Brasil convive com repetidos surtos de vírus sincicial respiratório, que põe bebês em risco
15/01/2023

Um velho conhecido dos médicos pediatras tem sido objeto de preocupação desde o afrouxamento das medidas restritivas impostas pela pandemia de Covid-19: o VSR (vírus sincicial respiratório), que afeta crianças e pode causar doença grave especialmente em bebês.
No ano passado, o Brasil teve pelo menos dois picos de infecções, um no primeiro semestre e o outro no segundo. Entretanto, 2022 terminou com um novo sinal de aumento.
O boletim InfoGripe, um monitoramento periódico feito pela Fiocruz (Fundação Oswaldo Cruz), mostrava que o VSR representava apenas 0,5% das internações por SRAG (síndrome respiratória aguda grave) no mês de novembro e começo de dezembro.

**TAREFAS**
**1.** Por favor, liste as siglas que o texto sobre o vírus sincicial respiratório explica entre parênteses, cada uma com o seu significado.
**2.** Prossiga com o texto sobre o vírus sincicial respiratório a partir da última frase.

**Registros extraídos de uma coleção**
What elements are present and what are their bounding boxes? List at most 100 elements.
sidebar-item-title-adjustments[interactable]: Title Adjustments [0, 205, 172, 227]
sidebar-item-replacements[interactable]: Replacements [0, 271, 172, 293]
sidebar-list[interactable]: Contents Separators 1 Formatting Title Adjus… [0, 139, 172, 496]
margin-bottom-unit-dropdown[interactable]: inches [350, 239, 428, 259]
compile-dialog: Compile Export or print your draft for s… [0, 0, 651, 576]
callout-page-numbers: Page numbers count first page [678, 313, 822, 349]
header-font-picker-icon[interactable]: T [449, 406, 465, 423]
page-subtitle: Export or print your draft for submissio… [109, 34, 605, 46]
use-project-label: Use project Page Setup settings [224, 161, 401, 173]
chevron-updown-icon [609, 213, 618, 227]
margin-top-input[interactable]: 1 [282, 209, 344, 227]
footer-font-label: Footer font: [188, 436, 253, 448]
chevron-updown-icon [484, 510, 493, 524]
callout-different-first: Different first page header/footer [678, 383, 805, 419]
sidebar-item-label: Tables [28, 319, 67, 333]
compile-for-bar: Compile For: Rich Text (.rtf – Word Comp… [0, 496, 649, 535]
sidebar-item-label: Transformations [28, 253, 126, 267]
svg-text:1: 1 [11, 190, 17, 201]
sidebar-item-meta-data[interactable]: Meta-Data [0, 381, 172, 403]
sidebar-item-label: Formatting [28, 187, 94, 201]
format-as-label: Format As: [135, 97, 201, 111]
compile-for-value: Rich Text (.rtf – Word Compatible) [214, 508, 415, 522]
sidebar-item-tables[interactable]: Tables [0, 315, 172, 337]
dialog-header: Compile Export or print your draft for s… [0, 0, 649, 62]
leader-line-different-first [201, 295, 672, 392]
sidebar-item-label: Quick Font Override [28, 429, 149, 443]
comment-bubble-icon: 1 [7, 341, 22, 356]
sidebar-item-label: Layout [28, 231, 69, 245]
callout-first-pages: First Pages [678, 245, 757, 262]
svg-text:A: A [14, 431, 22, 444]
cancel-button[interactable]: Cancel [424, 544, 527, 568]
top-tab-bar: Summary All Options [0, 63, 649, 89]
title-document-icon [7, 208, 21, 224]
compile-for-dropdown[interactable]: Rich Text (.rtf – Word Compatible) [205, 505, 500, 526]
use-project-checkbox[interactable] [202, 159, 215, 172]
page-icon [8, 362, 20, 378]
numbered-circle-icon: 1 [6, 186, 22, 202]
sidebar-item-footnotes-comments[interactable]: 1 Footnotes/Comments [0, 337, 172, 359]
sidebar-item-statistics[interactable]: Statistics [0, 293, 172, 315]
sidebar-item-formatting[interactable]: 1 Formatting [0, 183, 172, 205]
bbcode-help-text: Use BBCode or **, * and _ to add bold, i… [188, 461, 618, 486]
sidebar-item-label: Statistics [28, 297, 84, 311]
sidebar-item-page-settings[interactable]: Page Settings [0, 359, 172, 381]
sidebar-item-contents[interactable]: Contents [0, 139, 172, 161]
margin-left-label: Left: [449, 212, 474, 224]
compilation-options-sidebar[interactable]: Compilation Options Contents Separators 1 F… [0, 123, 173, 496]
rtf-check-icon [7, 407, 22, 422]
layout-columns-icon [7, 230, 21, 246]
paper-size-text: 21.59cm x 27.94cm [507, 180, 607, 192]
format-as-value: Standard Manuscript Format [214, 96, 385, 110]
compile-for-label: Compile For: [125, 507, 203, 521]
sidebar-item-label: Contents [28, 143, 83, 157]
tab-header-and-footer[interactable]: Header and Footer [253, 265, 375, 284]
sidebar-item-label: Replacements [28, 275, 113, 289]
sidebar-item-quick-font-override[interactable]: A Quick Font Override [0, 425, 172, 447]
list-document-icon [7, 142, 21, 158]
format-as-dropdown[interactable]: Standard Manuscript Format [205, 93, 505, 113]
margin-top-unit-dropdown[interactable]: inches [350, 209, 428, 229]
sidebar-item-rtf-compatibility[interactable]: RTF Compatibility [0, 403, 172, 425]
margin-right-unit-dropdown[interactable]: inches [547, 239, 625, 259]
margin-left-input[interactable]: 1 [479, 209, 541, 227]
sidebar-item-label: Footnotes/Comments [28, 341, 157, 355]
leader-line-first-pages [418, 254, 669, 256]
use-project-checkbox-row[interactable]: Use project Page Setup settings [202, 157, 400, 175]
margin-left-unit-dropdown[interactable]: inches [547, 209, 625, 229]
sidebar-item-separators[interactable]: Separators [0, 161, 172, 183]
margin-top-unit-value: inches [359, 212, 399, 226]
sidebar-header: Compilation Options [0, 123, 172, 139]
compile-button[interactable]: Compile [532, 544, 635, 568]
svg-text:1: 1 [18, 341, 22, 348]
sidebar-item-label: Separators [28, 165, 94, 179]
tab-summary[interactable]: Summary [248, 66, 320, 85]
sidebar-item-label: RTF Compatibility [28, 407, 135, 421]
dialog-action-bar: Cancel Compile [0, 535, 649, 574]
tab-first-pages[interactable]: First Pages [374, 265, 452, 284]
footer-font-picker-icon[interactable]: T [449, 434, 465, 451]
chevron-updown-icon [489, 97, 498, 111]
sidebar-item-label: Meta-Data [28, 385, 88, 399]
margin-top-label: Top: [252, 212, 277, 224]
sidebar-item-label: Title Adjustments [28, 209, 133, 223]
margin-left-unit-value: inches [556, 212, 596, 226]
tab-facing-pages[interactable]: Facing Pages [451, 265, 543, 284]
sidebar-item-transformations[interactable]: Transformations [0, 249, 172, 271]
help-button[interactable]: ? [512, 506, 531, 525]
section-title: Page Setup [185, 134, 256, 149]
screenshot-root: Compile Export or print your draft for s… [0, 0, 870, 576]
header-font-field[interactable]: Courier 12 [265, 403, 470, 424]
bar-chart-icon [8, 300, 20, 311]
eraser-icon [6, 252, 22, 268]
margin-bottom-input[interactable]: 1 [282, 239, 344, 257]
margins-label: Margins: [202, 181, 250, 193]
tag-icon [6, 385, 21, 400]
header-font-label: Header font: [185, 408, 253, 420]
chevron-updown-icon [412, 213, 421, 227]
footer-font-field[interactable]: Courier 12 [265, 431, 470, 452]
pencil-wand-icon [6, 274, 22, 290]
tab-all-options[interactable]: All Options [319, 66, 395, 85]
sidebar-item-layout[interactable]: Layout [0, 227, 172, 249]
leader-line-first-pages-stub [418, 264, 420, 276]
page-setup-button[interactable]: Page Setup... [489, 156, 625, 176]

**RESPOSTAS**
**1.**
VSR: vírus sincicial respiratório
Fiocruz: Fundação Oswaldo Cruz
SRAG: síndrome respiratória aguda grave

**2.**
Já no período entre 11 de dezembro e 7 de janeiro, a prevalência de VSR entre os internados por complicações respiratórias saltou para 12,6%, sendo as principais vítimas pacientes até 4 anos.
A Secretaria de Estado da Saúde informou ao R7 que, nas últimas quatro semanas, os dois hospitais infantis de referência — Darcy Vargas e Cândido Fontoura — "registraram aumento de cerca de 20% nos atendimentos para o vírus sincicial respiratório".